§ **AIM**: Output all the data exactly. Pictures do not belong in the copy.

>> Start

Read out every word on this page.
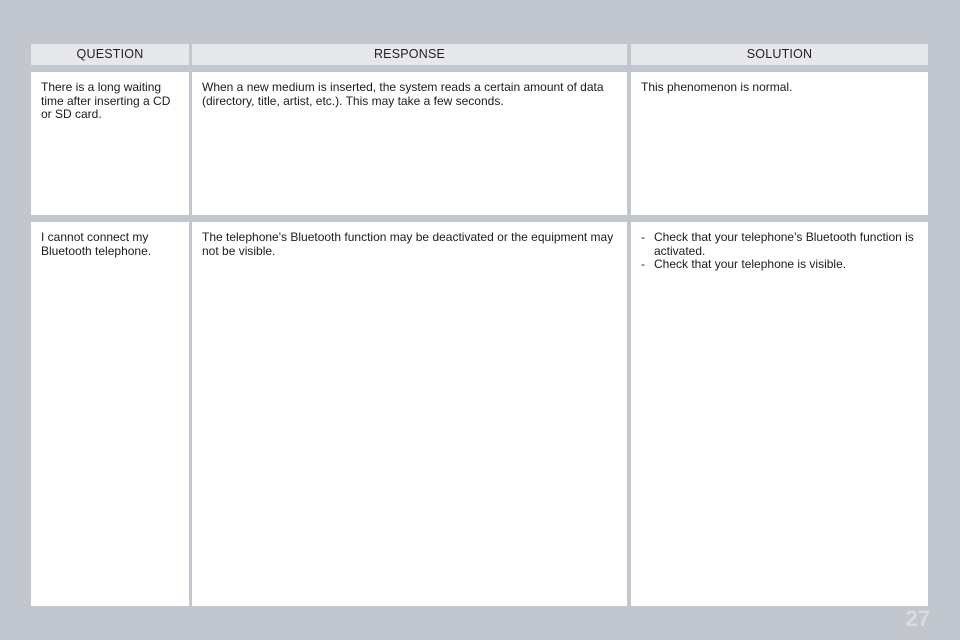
QUESTION	RESPONSE	SOLUTION
There is a long waiting time after inserting a CD or SD card.
When a new medium is inserted, the system reads a certain amount of data (directory, title, artist, etc.). This may take a few seconds.
This phenomenon is normal.
I cannot connect my Bluetooth telephone.
The telephone's Bluetooth function may be deactivated or the equipment may not be visible.
- Check that your telephone's Bluetooth function is activated.
- Check that your telephone is visible.
27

>> End

§ **WRITTEN ANSWER**:
Read out every word on this page.
QUESTION	RESPONSE	SOLUTION
There is a long waiting time after inserting a CD or SD card.
When a new medium is inserted, the system reads a certain amount of data (directory, title, artist, etc.). This may take a few seconds.
This phenomenon is normal.
I cannot connect my Bluetooth telephone.
The telephone's Bluetooth function may be deactivated or the equipment may not be visible.
- Check that your telephone's Bluetooth function is activated.
- Check that your telephone is visible.
27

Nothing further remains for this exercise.